(Collection entries)
==============================
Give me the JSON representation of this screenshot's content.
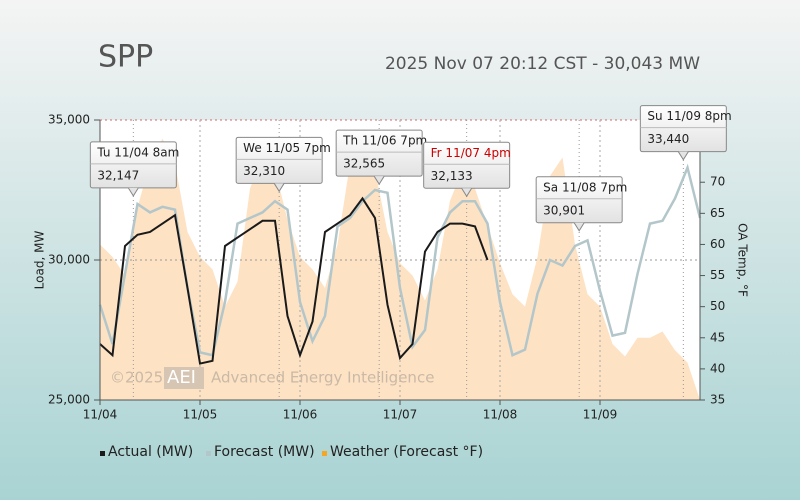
{
  "chart_data": {
    "type": "line",
    "title": "SPP",
    "subtitle": "2025 Nov 07 20:12 CST - 30,043 MW",
    "ylabel": "Load, MW",
    "y2label": "OA Temp, °F",
    "watermark": [
      "©2025",
      "AEI",
      "Advanced Energy Intelligence"
    ],
    "x": [
      0,
      3,
      6,
      9,
      12,
      15,
      18,
      21,
      24,
      27,
      30,
      33,
      36,
      39,
      42,
      45,
      48,
      51,
      54,
      57,
      60,
      63,
      66,
      69,
      72,
      75,
      78,
      81,
      84,
      87,
      90,
      93,
      96,
      99,
      102,
      105,
      108,
      111,
      114,
      117,
      120,
      123,
      126,
      129,
      132,
      135,
      138,
      141,
      144
    ],
    "xlim": [
      0,
      144
    ],
    "xticks": [
      {
        "value": 0,
        "label": "11/04"
      },
      {
        "value": 24,
        "label": "11/05"
      },
      {
        "value": 48,
        "label": "11/06"
      },
      {
        "value": 72,
        "label": "11/07"
      },
      {
        "value": 96,
        "label": "11/08"
      },
      {
        "value": 120,
        "label": "11/09"
      }
    ],
    "ylim": [
      25000,
      35000
    ],
    "yticks": [
      {
        "value": 25000,
        "label": "25,000"
      },
      {
        "value": 30000,
        "label": "30,000"
      },
      {
        "value": 35000,
        "label": "35,000"
      }
    ],
    "y2lim": [
      35,
      80
    ],
    "y2ticks": [
      35,
      40,
      45,
      50,
      55,
      60,
      65,
      70
    ],
    "grid": true,
    "series": [
      {
        "name": "Weather (Forecast °F)",
        "kind": "area",
        "axis": "y2",
        "color": "#fde2c4",
        "values": [
          60,
          58,
          55,
          66,
          73,
          77,
          73,
          62,
          58,
          56,
          50,
          54,
          69,
          74,
          72,
          64,
          58,
          56,
          53,
          60,
          73,
          76,
          72,
          62,
          57,
          55,
          51,
          56,
          67,
          72,
          69,
          63,
          57,
          52,
          50,
          58,
          71,
          74,
          60,
          52,
          50,
          44,
          42,
          45,
          45,
          46,
          43,
          41,
          35
        ]
      },
      {
        "name": "Forecast (MW)",
        "kind": "line",
        "color": "#b3c6ca",
        "values": [
          28400,
          27000,
          29500,
          32000,
          31700,
          31900,
          31800,
          29000,
          26700,
          26600,
          28500,
          31300,
          31500,
          31700,
          32100,
          31800,
          28500,
          27100,
          28000,
          31200,
          31500,
          32100,
          32500,
          32400,
          29000,
          26900,
          27500,
          30800,
          31700,
          32100,
          32100,
          31300,
          28500,
          26600,
          26800,
          28800,
          30000,
          29800,
          30500,
          30700,
          28900,
          27300,
          27400,
          29500,
          31300,
          31400,
          32200,
          33300,
          31500
        ]
      },
      {
        "name": "Actual (MW)",
        "kind": "line",
        "color": "#1a1a1a",
        "values": [
          27000,
          26600,
          30500,
          30900,
          31000,
          31300,
          31600,
          29000,
          26300,
          26400,
          30500,
          30800,
          31100,
          31400,
          31400,
          28000,
          26600,
          27800,
          31000,
          31300,
          31600,
          32200,
          31500,
          28400,
          26500,
          27000,
          30300,
          31000,
          31300,
          31300,
          31200,
          30000,
          null,
          null,
          null,
          null,
          null,
          null,
          null,
          null,
          null,
          null,
          null,
          null,
          null,
          null,
          null,
          null,
          null
        ]
      }
    ],
    "annotations": [
      {
        "label": "Tu 11/04 8am",
        "x": 8,
        "value": 32147,
        "value_label": "32,147",
        "color": "#222222"
      },
      {
        "label": "We 11/05 7pm",
        "x": 43,
        "value": 32310,
        "value_label": "32,310",
        "color": "#222222"
      },
      {
        "label": "Th 11/06 7pm",
        "x": 67,
        "value": 32565,
        "value_label": "32,565",
        "color": "#222222"
      },
      {
        "label": "Fr 11/07 4pm",
        "x": 88,
        "value": 32133,
        "value_label": "32,133",
        "color": "#cc0000"
      },
      {
        "label": "Sa 11/08 7pm",
        "x": 115,
        "value": 30901,
        "value_label": "30,901",
        "color": "#222222"
      },
      {
        "label": "Su 11/09 8pm",
        "x": 140,
        "value": 33440,
        "value_label": "33,440",
        "color": "#222222"
      }
    ]
  }
}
==============================
- **WORK TO DO**
The listing above must be printed again exactly, minus its pictures.

- **SOLUTION TO THIS PROBLEM**
Give me the JSON representation of this screenshot's content.
{
  "chart_data": {
    "type": "line",
    "title": "SPP",
    "subtitle": "2025 Nov 07 20:12 CST - 30,043 MW",
    "ylabel": "Load, MW",
    "y2label": "OA Temp, °F",
    "watermark": [
      "©2025",
      "AEI",
      "Advanced Energy Intelligence"
    ],
    "x": [
      0,
      3,
      6,
      9,
      12,
      15,
      18,
      21,
      24,
      27,
      30,
      33,
      36,
      39,
      42,
      45,
      48,
      51,
      54,
      57,
      60,
      63,
      66,
      69,
      72,
      75,
      78,
      81,
      84,
      87,
      90,
      93,
      96,
      99,
      102,
      105,
      108,
      111,
      114,
      117,
      120,
      123,
      126,
      129,
      132,
      135,
      138,
      141,
      144
    ],
    "xlim": [
      0,
      144
    ],
    "xticks": [
      {
        "value": 0,
        "label": "11/04"
      },
      {
        "value": 24,
        "label": "11/05"
      },
      {
        "value": 48,
        "label": "11/06"
      },
      {
        "value": 72,
        "label": "11/07"
      },
      {
        "value": 96,
        "label": "11/08"
      },
      {
        "value": 120,
        "label": "11/09"
      }
    ],
    "ylim": [
      25000,
      35000
    ],
    "yticks": [
      {
        "value": 25000,
        "label": "25,000"
      },
      {
        "value": 30000,
        "label": "30,000"
      },
      {
        "value": 35000,
        "label": "35,000"
      }
    ],
    "y2lim": [
      35,
      80
    ],
    "y2ticks": [
      35,
      40,
      45,
      50,
      55,
      60,
      65,
      70
    ],
    "grid": true,
    "series": [
      {
        "name": "Weather (Forecast °F)",
        "kind": "area",
        "axis": "y2",
        "color": "#fde2c4",
        "values": [
          60,
          58,
          55,
          66,
          73,
          77,
          73,
          62,
          58,
          56,
          50,
          54,
          69,
          74,
          72,
          64,
          58,
          56,
          53,
          60,
          73,
          76,
          72,
          62,
          57,
          55,
          51,
          56,
          67,
          72,
          69,
          63,
          57,
          52,
          50,
          58,
          71,
          74,
          60,
          52,
          50,
          44,
          42,
          45,
          45,
          46,
          43,
          41,
          35
        ]
      },
      {
        "name": "Forecast (MW)",
        "kind": "line",
        "color": "#b3c6ca",
        "values": [
          28400,
          27000,
          29500,
          32000,
          31700,
          31900,
          31800,
          29000,
          26700,
          26600,
          28500,
          31300,
          31500,
          31700,
          32100,
          31800,
          28500,
          27100,
          28000,
          31200,
          31500,
          32100,
          32500,
          32400,
          29000,
          26900,
          27500,
          30800,
          31700,
          32100,
          32100,
          31300,
          28500,
          26600,
          26800,
          28800,
          30000,
          29800,
          30500,
          30700,
          28900,
          27300,
          27400,
          29500,
          31300,
          31400,
          32200,
          33300,
          31500
        ]
      },
      {
        "name": "Actual (MW)",
        "kind": "line",
        "color": "#1a1a1a",
        "values": [
          27000,
          26600,
          30500,
          30900,
          31000,
          31300,
          31600,
          29000,
          26300,
          26400,
          30500,
          30800,
          31100,
          31400,
          31400,
          28000,
          26600,
          27800,
          31000,
          31300,
          31600,
          32200,
          31500,
          28400,
          26500,
          27000,
          30300,
          31000,
          31300,
          31300,
          31200,
          30000,
          null,
          null,
          null,
          null,
          null,
          null,
          null,
          null,
          null,
          null,
          null,
          null,
          null,
          null,
          null,
          null,
          null
        ]
      }
    ],
    "annotations": [
      {
        "label": "Tu 11/04 8am",
        "x": 8,
        "value": 32147,
        "value_label": "32,147",
        "color": "#222222"
      },
      {
        "label": "We 11/05 7pm",
        "x": 43,
        "value": 32310,
        "value_label": "32,310",
        "color": "#222222"
      },
      {
        "label": "Th 11/06 7pm",
        "x": 67,
        "value": 32565,
        "value_label": "32,565",
        "color": "#222222"
      },
      {
        "label": "Fr 11/07 4pm",
        "x": 88,
        "value": 32133,
        "value_label": "32,133",
        "color": "#cc0000"
      },
      {
        "label": "Sa 11/08 7pm",
        "x": 115,
        "value": 30901,
        "value_label": "30,901",
        "color": "#222222"
      },
      {
        "label": "Su 11/09 8pm",
        "x": 140,
        "value": 33440,
        "value_label": "33,440",
        "color": "#222222"
      }
    ]
  }
}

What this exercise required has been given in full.